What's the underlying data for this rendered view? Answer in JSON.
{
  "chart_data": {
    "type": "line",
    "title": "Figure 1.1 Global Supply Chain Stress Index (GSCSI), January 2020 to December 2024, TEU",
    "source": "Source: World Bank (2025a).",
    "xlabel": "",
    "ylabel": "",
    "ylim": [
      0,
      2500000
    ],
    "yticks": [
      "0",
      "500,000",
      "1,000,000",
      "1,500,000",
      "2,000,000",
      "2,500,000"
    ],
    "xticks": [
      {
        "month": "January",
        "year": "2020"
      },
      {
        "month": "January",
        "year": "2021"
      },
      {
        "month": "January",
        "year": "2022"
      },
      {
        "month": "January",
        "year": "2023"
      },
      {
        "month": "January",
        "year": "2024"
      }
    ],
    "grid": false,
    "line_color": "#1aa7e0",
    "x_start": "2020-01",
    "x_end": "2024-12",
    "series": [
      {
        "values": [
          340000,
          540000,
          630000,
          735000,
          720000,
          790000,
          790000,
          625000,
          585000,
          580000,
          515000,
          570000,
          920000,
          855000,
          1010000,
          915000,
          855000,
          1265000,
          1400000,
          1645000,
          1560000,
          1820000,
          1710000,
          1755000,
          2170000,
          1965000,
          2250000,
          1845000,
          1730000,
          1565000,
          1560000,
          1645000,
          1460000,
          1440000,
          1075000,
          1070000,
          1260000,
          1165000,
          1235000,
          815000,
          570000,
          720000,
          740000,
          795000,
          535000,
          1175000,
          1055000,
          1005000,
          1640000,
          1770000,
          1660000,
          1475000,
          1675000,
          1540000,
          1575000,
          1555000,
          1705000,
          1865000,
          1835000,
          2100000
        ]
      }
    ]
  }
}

__________________________________________________

* Task to carry out
Exactly as they are written, print the entries again.

* Exercise result
What's the underlying data for this rendered view? Answer in JSON.
{
  "chart_data": {
    "type": "line",
    "title": "Figure 1.1 Global Supply Chain Stress Index (GSCSI), January 2020 to December 2024, TEU",
    "source": "Source: World Bank (2025a).",
    "xlabel": "",
    "ylabel": "",
    "ylim": [
      0,
      2500000
    ],
    "yticks": [
      "0",
      "500,000",
      "1,000,000",
      "1,500,000",
      "2,000,000",
      "2,500,000"
    ],
    "xticks": [
      {
        "month": "January",
        "year": "2020"
      },
      {
        "month": "January",
        "year": "2021"
      },
      {
        "month": "January",
        "year": "2022"
      },
      {
        "month": "January",
        "year": "2023"
      },
      {
        "month": "January",
        "year": "2024"
      }
    ],
    "grid": false,
    "line_color": "#1aa7e0",
    "x_start": "2020-01",
    "x_end": "2024-12",
    "series": [
      {
        "values": [
          340000,
          540000,
          630000,
          735000,
          720000,
          790000,
          790000,
          625000,
          585000,
          580000,
          515000,
          570000,
          920000,
          855000,
          1010000,
          915000,
          855000,
          1265000,
          1400000,
          1645000,
          1560000,
          1820000,
          1710000,
          1755000,
          2170000,
          1965000,
          2250000,
          1845000,
          1730000,
          1565000,
          1560000,
          1645000,
          1460000,
          1440000,
          1075000,
          1070000,
          1260000,
          1165000,
          1235000,
          815000,
          570000,
          720000,
          740000,
          795000,
          535000,
          1175000,
          1055000,
          1005000,
          1640000,
          1770000,
          1660000,
          1475000,
          1675000,
          1540000,
          1575000,
          1555000,
          1705000,
          1865000,
          1835000,
          2100000
        ]
      }
    ]
  }
}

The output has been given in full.